DATA EXTRACT:
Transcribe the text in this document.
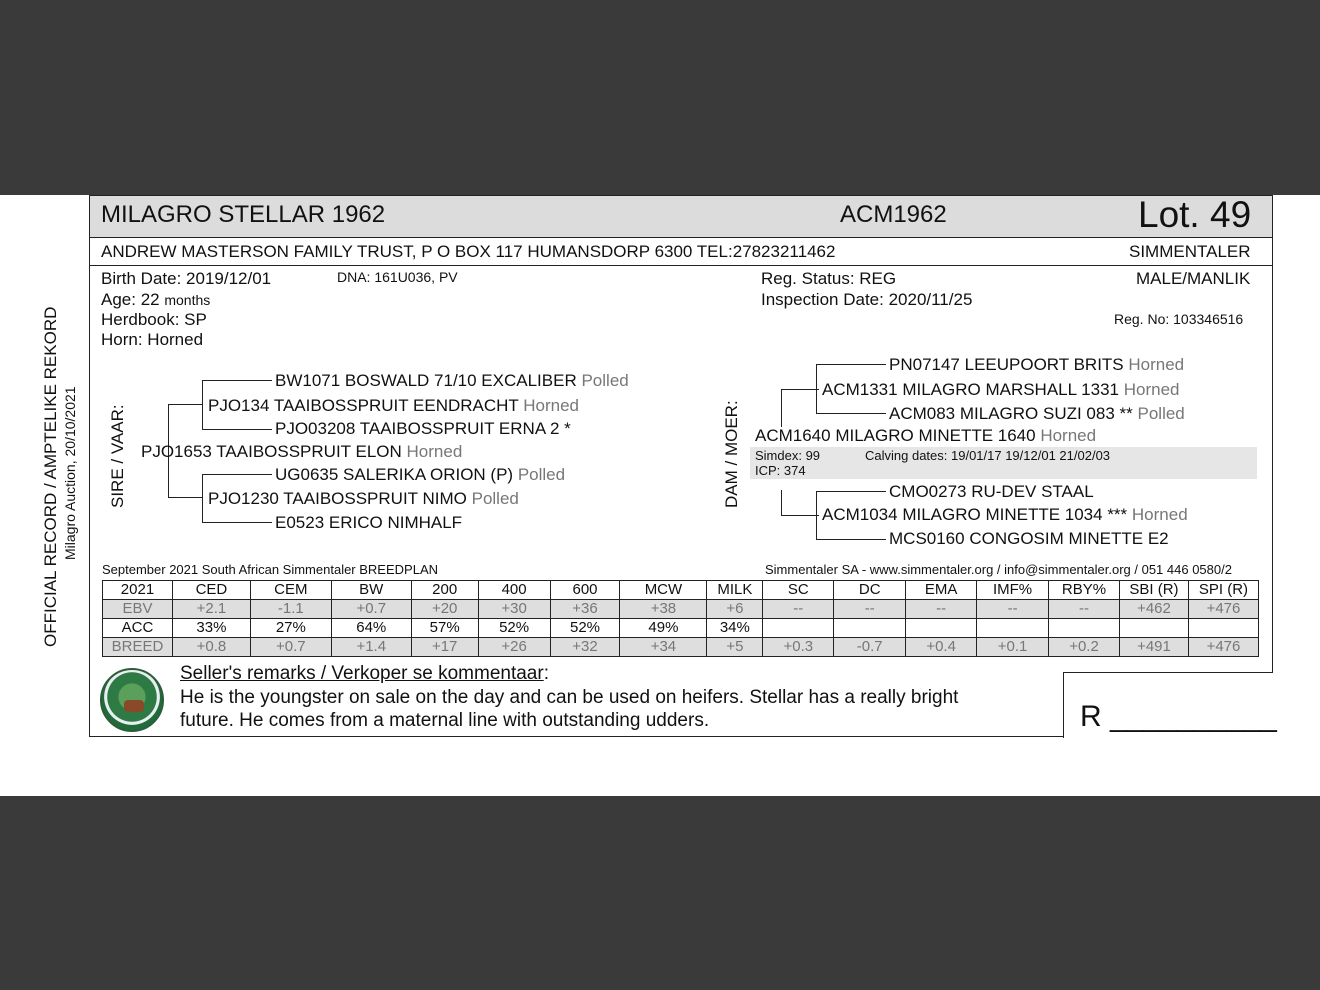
MILAGRO STELLAR 1962	ACM1962	Lot. 49
ANDREW MASTERSON FAMILY TRUST, P O BOX 117 HUMANSDORP 6300 TEL:27823211462	SIMMENTALER
Birth Date: 2019/12/01	DNA: 161U036, PV
Age: 22 months
Herdbook: SP
Horn: Horned
Reg. Status: REG
Inspection Date: 2020/11/25
MALE/MANLIK
Reg. No: 103346516
OFFICIAL RECORD / AMPTELIKE REKORD Milagro Auction, 20/10/2021 SIRE / VAAR:	DAM / MOER:
BW1071 BOSWALD 71/10 EXCALIBER Polled
PJO134 TAAIBOSSPRUIT EENDRACHT Horned
PJO03208 TAAIBOSSPRUIT ERNA 2 *
PJO1653 TAAIBOSSPRUIT ELON Horned
UG0635 SALERIKA ORION (P) Polled
PJO1230 TAAIBOSSPRUIT NIMO Polled
E0523 ERICO NIMHALF
PN07147 LEEUPOORT BRITS Horned
ACM1331 MILAGRO MARSHALL 1331 Horned
ACM083 MILAGRO SUZI 083 ** Polled
ACM1640 MILAGRO MINETTE 1640 Horned
Simdex: 99	Calving dates: 19/01/17 19/12/01 21/02/03
ICP: 374
CMO0273 RU-DEV STAAL
ACM1034 MILAGRO MINETTE 1034 *** Horned
MCS0160 CONGOSIM MINETTE E2
September 2021 South African Simmentaler BREEDPLAN	Simmentaler SA - www.simmentaler.org / info@simmentaler.org / 051 446 0580/2
2021	CED	CEM	BW	200	400	600	MCW	MILK	SC	DC	EMA	IMF%	RBY%	SBI (R)	SPI (R)
EBV	+2.1	-1.1	+0.7	+20	+30	+36	+38	+6	--	--	--	--	--	+462	+476
ACC	33%	27%	64%	57%	52%	52%	49%	34%							
BREED	+0.8	+0.7	+1.4	+17	+26	+32	+34	+5	+0.3	-0.7	+0.4	+0.1	+0.2	+491	+476
Seller's remarks / Verkoper se kommentaar:
He is the youngster on sale on the day and can be used on heifers. Stellar has a really bright
future. He comes from a maternal line with outstanding udders.	R __________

PROBLEM DETAILS: Make an exact copy of the data above, pictures excluded.

EXERCISE SOLUTION:
Transcribe the text in this document.
MILAGRO STELLAR 1962	ACM1962	Lot. 49
ANDREW MASTERSON FAMILY TRUST, P O BOX 117 HUMANSDORP 6300 TEL:27823211462	SIMMENTALER
Birth Date: 2019/12/01	DNA: 161U036, PV
Age: 22 months
Herdbook: SP
Horn: Horned
Reg. Status: REG
Inspection Date: 2020/11/25
MALE/MANLIK
Reg. No: 103346516
OFFICIAL RECORD / AMPTELIKE REKORD Milagro Auction, 20/10/2021 SIRE / VAAR:	DAM / MOER:
BW1071 BOSWALD 71/10 EXCALIBER Polled
PJO134 TAAIBOSSPRUIT EENDRACHT Horned
PJO03208 TAAIBOSSPRUIT ERNA 2 *
PJO1653 TAAIBOSSPRUIT ELON Horned
UG0635 SALERIKA ORION (P) Polled
PJO1230 TAAIBOSSPRUIT NIMO Polled
E0523 ERICO NIMHALF
PN07147 LEEUPOORT BRITS Horned
ACM1331 MILAGRO MARSHALL 1331 Horned
ACM083 MILAGRO SUZI 083 ** Polled
ACM1640 MILAGRO MINETTE 1640 Horned
Simdex: 99	Calving dates: 19/01/17 19/12/01 21/02/03
ICP: 374
CMO0273 RU-DEV STAAL
ACM1034 MILAGRO MINETTE 1034 *** Horned
MCS0160 CONGOSIM MINETTE E2
September 2021 South African Simmentaler BREEDPLAN	Simmentaler SA - www.simmentaler.org / info@simmentaler.org / 051 446 0580/2
2021	CED	CEM	BW	200	400	600	MCW	MILK	SC	DC	EMA	IMF%	RBY%	SBI (R)	SPI (R)
EBV	+2.1	-1.1	+0.7	+20	+30	+36	+38	+6	--	--	--	--	--	+462	+476
ACC	33%	27%	64%	57%	52%	52%	49%	34%							
BREED	+0.8	+0.7	+1.4	+17	+26	+32	+34	+5	+0.3	-0.7	+0.4	+0.1	+0.2	+491	+476
Seller's remarks / Verkoper se kommentaar:
He is the youngster on sale on the day and can be used on heifers. Stellar has a really bright
future. He comes from a maternal line with outstanding udders.	R __________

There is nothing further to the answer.